• Gegeven opdracht: Zet de regels vanaf het begin van de gegevens tot en met de regel waarin "trailing-text: وما لا" staat om in een Markdown-tabel, met het regelnummer in de kolom Nr en de regel zelf in de kolom Inhoud. Laat lege regels weg.

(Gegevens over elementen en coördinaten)
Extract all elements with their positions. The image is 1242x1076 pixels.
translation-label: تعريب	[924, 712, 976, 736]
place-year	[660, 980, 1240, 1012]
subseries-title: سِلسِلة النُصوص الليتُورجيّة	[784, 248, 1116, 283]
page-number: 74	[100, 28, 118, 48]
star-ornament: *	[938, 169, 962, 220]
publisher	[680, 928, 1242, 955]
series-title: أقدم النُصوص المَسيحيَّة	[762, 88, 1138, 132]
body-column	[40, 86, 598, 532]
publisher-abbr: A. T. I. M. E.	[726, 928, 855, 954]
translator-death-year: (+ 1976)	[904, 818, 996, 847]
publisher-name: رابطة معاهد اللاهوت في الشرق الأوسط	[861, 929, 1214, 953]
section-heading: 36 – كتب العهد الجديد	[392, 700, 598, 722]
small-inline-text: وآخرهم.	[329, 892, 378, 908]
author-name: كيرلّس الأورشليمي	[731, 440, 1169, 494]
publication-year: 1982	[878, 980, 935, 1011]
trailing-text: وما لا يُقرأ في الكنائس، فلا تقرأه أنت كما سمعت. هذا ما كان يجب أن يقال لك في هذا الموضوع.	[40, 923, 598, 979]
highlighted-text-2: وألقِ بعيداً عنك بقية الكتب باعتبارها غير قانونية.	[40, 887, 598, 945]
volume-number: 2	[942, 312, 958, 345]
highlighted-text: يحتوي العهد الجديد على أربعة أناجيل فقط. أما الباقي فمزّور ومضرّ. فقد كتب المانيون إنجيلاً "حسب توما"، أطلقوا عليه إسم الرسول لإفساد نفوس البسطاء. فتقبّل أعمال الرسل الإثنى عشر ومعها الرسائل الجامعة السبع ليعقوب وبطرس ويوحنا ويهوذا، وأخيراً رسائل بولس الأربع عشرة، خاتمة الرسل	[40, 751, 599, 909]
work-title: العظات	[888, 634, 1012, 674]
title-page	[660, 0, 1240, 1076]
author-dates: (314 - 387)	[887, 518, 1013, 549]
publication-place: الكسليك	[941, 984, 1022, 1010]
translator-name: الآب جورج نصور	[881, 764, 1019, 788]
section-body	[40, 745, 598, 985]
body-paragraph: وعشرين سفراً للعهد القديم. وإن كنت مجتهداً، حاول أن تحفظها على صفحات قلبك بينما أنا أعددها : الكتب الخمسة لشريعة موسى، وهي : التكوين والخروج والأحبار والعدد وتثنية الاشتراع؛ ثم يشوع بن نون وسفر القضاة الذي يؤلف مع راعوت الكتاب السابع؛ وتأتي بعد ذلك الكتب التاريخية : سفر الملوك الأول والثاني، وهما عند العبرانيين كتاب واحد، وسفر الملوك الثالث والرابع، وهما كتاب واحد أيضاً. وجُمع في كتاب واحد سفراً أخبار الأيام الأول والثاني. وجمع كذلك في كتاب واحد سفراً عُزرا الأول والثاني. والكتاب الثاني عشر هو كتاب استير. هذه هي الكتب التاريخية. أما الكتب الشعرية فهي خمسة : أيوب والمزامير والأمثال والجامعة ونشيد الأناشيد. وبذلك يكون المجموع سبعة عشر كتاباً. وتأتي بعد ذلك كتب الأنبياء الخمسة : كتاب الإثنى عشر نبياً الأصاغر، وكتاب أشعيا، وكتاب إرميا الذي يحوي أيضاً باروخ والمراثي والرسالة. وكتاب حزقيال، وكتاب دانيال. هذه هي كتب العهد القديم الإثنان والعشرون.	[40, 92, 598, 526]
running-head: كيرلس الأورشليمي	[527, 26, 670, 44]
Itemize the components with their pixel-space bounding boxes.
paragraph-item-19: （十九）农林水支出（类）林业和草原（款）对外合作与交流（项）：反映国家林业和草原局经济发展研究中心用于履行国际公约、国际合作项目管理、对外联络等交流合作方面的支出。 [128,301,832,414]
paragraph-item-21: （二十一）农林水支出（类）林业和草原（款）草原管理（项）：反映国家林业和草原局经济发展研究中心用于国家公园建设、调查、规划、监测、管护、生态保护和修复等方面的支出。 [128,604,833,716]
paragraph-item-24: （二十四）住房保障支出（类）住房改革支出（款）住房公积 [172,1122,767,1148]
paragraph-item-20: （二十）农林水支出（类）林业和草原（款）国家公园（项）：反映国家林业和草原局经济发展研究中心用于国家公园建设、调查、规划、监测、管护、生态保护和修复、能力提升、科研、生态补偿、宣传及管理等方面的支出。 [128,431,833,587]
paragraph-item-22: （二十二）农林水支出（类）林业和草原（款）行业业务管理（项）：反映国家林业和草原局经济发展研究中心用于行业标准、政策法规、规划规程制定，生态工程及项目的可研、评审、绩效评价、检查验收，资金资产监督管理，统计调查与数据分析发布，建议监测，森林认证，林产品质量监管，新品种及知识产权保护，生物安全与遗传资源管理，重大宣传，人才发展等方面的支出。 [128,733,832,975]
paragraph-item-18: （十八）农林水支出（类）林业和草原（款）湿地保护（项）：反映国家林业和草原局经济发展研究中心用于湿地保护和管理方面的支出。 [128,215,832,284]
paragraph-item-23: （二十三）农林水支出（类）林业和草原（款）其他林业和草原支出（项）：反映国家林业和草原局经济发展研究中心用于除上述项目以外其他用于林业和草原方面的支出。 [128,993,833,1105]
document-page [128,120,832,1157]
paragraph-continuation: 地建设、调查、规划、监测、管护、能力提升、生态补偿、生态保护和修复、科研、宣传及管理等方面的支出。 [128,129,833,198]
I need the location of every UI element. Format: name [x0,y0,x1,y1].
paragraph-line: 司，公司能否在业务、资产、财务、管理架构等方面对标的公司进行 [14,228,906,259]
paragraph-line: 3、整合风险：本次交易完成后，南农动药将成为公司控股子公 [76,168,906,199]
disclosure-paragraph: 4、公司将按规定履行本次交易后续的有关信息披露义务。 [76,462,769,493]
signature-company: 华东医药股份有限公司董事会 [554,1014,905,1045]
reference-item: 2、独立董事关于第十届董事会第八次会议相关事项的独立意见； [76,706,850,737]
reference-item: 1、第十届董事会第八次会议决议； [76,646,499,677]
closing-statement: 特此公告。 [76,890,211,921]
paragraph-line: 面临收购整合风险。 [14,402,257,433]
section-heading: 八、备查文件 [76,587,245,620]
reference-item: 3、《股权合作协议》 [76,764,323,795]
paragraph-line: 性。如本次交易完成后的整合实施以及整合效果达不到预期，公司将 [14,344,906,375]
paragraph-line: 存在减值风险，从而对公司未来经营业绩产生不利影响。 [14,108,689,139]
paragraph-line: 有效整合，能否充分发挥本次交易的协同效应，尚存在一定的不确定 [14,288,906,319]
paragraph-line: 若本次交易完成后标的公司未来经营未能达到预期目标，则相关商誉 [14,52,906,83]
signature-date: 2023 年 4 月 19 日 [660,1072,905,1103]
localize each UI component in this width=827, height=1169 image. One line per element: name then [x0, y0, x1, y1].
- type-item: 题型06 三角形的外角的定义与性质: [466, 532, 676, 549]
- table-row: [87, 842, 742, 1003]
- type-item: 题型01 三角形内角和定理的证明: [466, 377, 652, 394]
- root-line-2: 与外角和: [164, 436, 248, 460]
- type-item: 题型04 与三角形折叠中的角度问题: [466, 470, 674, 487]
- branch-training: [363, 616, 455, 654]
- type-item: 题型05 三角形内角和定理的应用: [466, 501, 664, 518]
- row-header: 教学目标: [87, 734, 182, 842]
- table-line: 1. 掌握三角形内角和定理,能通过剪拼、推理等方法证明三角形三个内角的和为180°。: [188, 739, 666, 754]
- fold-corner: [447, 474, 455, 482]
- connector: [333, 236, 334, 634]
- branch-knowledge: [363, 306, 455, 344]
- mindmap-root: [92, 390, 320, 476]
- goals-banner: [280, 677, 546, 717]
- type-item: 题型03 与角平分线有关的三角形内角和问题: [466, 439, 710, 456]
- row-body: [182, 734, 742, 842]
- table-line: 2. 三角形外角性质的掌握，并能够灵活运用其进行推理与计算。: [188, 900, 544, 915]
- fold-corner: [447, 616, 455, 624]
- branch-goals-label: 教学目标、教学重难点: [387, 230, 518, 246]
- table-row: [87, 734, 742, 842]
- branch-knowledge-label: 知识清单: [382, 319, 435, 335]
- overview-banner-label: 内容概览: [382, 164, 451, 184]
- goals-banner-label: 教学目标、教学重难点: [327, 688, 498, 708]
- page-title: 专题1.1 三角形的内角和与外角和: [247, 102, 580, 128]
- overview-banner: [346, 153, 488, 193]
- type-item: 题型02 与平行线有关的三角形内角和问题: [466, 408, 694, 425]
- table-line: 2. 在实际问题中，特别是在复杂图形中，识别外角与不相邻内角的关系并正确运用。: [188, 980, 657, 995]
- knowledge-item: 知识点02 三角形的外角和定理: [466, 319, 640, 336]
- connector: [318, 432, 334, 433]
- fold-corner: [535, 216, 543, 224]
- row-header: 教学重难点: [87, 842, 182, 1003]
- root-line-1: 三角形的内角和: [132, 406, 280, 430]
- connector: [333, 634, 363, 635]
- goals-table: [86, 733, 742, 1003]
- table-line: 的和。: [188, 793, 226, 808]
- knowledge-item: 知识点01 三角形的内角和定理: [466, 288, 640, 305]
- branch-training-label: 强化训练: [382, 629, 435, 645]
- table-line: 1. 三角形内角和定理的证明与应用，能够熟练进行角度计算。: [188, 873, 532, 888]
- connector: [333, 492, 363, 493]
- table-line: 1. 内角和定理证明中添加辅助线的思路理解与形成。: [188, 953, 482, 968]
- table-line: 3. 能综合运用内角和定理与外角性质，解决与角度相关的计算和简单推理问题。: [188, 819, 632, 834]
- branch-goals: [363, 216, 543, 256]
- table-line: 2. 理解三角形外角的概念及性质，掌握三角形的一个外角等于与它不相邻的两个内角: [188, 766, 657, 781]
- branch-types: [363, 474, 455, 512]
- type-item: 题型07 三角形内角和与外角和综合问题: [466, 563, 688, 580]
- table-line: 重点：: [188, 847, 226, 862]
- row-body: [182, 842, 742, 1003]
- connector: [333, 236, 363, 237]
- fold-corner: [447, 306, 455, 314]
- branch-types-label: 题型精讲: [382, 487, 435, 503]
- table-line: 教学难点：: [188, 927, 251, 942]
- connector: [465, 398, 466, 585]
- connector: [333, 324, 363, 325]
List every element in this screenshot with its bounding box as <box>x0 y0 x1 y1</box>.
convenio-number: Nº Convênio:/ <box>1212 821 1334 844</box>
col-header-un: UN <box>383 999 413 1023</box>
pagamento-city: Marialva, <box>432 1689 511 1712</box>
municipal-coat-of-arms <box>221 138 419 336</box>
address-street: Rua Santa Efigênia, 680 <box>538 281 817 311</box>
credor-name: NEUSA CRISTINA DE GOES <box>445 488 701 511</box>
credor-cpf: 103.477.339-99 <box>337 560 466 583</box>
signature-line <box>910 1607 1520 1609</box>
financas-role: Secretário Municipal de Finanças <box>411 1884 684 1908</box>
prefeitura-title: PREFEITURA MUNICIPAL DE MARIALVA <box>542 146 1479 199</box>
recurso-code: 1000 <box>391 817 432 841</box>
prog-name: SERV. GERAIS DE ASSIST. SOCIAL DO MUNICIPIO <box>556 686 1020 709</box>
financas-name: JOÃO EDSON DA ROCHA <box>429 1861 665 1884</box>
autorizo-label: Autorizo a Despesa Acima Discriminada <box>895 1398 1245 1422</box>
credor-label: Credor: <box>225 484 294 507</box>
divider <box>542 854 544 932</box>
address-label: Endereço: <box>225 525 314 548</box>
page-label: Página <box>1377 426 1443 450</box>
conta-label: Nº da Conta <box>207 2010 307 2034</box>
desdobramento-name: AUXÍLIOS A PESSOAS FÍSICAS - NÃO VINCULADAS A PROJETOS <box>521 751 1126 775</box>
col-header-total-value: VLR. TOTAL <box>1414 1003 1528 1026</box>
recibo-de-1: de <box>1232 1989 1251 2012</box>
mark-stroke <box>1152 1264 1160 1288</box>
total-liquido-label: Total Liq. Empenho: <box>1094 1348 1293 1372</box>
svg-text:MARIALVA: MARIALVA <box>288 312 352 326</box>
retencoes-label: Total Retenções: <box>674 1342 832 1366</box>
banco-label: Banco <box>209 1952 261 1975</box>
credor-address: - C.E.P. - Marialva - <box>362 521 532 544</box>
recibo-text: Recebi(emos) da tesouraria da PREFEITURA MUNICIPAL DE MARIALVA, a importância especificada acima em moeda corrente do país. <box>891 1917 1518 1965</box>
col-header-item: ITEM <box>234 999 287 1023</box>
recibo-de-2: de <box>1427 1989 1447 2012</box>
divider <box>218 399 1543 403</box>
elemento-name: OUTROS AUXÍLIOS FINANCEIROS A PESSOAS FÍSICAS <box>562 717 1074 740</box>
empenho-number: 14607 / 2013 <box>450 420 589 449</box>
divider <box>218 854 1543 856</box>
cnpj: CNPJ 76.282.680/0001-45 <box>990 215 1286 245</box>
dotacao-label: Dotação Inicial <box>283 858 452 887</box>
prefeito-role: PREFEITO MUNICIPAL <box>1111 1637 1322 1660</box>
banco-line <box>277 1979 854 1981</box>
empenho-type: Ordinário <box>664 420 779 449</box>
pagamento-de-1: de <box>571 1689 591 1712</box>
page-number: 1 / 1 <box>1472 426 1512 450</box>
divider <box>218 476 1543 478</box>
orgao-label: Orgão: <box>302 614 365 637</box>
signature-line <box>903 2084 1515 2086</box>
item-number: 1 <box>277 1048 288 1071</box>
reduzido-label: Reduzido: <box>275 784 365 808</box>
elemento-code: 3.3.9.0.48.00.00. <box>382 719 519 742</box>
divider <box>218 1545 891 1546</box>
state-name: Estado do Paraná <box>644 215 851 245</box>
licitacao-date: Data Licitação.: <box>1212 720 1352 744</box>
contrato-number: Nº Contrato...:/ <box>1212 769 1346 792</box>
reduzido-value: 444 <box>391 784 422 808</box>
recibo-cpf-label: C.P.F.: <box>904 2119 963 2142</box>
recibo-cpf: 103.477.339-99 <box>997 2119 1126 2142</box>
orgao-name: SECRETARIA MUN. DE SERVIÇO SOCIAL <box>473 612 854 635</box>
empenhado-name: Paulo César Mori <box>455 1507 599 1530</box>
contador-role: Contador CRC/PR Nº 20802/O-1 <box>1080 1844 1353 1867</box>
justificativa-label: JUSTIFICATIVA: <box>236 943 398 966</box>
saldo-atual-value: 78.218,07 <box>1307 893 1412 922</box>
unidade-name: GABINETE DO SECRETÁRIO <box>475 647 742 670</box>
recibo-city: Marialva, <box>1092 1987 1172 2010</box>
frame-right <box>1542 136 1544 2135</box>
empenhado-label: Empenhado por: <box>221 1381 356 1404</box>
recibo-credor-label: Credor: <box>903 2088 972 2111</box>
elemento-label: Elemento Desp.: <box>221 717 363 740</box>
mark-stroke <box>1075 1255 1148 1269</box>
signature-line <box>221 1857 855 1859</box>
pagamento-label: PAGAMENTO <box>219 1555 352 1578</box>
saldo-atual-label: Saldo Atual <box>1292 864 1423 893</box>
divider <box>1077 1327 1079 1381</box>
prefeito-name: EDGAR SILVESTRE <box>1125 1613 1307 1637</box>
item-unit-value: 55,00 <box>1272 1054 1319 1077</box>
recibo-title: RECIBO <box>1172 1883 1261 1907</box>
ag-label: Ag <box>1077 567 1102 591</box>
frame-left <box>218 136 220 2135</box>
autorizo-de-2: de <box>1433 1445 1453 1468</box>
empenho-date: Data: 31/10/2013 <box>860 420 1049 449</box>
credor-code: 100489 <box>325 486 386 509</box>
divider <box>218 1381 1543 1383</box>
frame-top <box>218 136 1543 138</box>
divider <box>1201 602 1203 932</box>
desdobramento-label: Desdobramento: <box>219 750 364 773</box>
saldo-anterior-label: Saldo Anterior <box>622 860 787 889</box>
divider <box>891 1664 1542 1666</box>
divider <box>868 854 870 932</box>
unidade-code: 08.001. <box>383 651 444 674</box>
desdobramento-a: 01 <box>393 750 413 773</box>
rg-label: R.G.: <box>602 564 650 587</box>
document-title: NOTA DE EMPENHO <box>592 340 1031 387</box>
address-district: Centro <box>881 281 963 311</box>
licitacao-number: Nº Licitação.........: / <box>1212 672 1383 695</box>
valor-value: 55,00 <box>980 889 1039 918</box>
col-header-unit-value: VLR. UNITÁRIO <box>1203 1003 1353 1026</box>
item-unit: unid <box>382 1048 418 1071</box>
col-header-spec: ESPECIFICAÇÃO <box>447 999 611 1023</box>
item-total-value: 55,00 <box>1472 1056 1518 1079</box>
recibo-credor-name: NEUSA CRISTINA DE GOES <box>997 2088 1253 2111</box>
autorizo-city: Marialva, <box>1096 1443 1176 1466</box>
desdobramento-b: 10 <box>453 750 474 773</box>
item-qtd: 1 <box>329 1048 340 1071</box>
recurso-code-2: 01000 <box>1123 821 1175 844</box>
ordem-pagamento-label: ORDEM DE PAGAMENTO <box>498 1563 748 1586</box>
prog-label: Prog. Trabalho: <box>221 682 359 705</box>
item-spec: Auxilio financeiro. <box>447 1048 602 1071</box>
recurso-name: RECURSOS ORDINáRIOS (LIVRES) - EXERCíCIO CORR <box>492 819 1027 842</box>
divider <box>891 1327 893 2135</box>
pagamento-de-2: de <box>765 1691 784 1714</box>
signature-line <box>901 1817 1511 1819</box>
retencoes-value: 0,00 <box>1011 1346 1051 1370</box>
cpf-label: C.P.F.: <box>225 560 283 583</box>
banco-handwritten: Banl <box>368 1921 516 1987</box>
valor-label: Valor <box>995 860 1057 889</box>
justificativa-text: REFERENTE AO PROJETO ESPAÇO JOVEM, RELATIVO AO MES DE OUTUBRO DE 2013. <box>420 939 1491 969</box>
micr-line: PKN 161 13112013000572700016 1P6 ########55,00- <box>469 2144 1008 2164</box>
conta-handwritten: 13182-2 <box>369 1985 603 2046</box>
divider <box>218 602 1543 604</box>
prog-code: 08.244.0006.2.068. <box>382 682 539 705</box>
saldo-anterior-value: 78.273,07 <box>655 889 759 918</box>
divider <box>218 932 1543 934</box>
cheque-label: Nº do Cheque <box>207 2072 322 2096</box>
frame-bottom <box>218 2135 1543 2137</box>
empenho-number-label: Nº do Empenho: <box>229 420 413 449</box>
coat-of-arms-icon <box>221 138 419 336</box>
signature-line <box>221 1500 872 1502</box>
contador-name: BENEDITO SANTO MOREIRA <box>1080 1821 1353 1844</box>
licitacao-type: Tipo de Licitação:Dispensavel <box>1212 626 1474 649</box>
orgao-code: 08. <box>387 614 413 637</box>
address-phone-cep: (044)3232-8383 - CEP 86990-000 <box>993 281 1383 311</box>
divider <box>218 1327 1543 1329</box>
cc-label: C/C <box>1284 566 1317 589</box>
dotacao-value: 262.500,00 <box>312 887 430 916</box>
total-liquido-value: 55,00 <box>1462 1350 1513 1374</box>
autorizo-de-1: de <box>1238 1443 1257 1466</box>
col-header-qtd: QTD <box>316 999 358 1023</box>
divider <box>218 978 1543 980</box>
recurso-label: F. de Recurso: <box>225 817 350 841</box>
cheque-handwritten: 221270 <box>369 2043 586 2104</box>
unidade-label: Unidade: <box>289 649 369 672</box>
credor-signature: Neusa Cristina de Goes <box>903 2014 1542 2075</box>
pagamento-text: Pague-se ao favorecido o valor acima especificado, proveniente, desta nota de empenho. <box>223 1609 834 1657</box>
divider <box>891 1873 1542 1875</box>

• Uitwerking:
| Nr | Inhoud |
|---|---|
| 1 | Extract all elements with their positions. The image is 1242x1076 pixels. |
| 2 | translation-label: تعريب	[924, 712, 976, 736] |
| 3 | place-year	[660, 980, 1240, 1012] |
| 4 | subseries-title: سِلسِلة النُصوص الليتُورجيّة	[784, 248, 1116, 283] |
| 5 | page-number: 74	[100, 28, 118, 48] |
| 6 | star-ornament: *	[938, 169, 962, 220] |
| 7 | publisher	[680, 928, 1242, 955] |
| 8 | series-title: أقدم النُصوص المَسيحيَّة	[762, 88, 1138, 132] |
| 9 | body-column	[40, 86, 598, 532] |
| 10 | publisher-abbr: A. T. I. M. E.	[726, 928, 855, 954] |
| 11 | translator-death-year: (+ 1976)	[904, 818, 996, 847] |
| 12 | publisher-name: رابطة معاهد اللاهوت في الشرق الأوسط	[861, 929, 1214, 953] |
| 13 | section-heading: 36 – كتب العهد الجديد	[392, 700, 598, 722] |
| 14 | small-inline-text: وآخرهم.	[329, 892, 378, 908] |
| 15 | author-name: كيرلّس الأورشليمي	[731, 440, 1169, 494] |
| 16 | publication-year: 1982	[878, 980, 935, 1011] |
| 17 | trailing-text: وما لا يُقرأ في الكنائس، فلا تقرأه أنت كما سمعت. هذا ما كان يجب أن يقال لك في هذا الموضوع.	[40, 923, 598, 979] |